*** Opening of Input data ***

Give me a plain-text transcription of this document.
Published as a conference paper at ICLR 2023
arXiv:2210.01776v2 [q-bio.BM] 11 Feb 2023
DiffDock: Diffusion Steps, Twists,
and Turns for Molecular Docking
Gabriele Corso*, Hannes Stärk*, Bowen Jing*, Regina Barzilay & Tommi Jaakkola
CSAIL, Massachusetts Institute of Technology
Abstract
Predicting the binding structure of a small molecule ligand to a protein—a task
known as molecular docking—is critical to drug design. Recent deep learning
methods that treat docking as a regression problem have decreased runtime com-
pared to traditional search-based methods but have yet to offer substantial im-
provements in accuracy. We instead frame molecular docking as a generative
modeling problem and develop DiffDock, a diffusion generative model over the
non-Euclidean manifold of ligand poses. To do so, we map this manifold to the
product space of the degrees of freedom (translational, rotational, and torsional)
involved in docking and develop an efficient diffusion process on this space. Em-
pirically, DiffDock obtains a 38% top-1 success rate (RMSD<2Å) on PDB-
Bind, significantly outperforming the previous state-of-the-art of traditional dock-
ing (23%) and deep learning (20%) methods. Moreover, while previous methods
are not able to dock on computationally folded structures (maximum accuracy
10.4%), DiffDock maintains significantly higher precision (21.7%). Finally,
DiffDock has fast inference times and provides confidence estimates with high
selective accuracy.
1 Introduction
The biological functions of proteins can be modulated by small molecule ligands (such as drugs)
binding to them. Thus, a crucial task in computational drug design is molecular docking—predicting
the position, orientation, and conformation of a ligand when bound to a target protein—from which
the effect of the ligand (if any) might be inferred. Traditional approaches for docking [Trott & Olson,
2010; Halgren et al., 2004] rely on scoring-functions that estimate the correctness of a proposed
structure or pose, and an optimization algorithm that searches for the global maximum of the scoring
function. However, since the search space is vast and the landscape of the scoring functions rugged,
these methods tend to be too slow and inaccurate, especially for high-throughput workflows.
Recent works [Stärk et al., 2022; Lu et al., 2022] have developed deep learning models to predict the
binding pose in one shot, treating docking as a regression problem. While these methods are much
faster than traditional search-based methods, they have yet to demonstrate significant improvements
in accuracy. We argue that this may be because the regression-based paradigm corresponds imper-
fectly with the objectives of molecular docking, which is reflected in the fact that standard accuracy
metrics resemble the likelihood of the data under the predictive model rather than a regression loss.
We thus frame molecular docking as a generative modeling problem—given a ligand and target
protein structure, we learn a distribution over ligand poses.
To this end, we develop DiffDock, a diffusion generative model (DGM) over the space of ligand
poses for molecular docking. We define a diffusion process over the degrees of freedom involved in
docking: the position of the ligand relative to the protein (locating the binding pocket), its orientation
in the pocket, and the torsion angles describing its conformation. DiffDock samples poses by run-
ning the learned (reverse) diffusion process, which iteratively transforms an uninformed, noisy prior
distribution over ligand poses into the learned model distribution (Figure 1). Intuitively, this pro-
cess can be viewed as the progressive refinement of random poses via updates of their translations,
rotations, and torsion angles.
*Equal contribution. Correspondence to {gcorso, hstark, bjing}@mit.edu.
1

*** Close of Input data ***

What lines in the material above hold the string "which"? List them.

the position, orientation, and conformation of a ligand when bound to a target protein—from which
fectly with the objectives of molecular docking, which is reflected in the fact that standard accuracy
ning the learned (reverse) diffusion process, which iteratively transforms an uninformed, noisy prior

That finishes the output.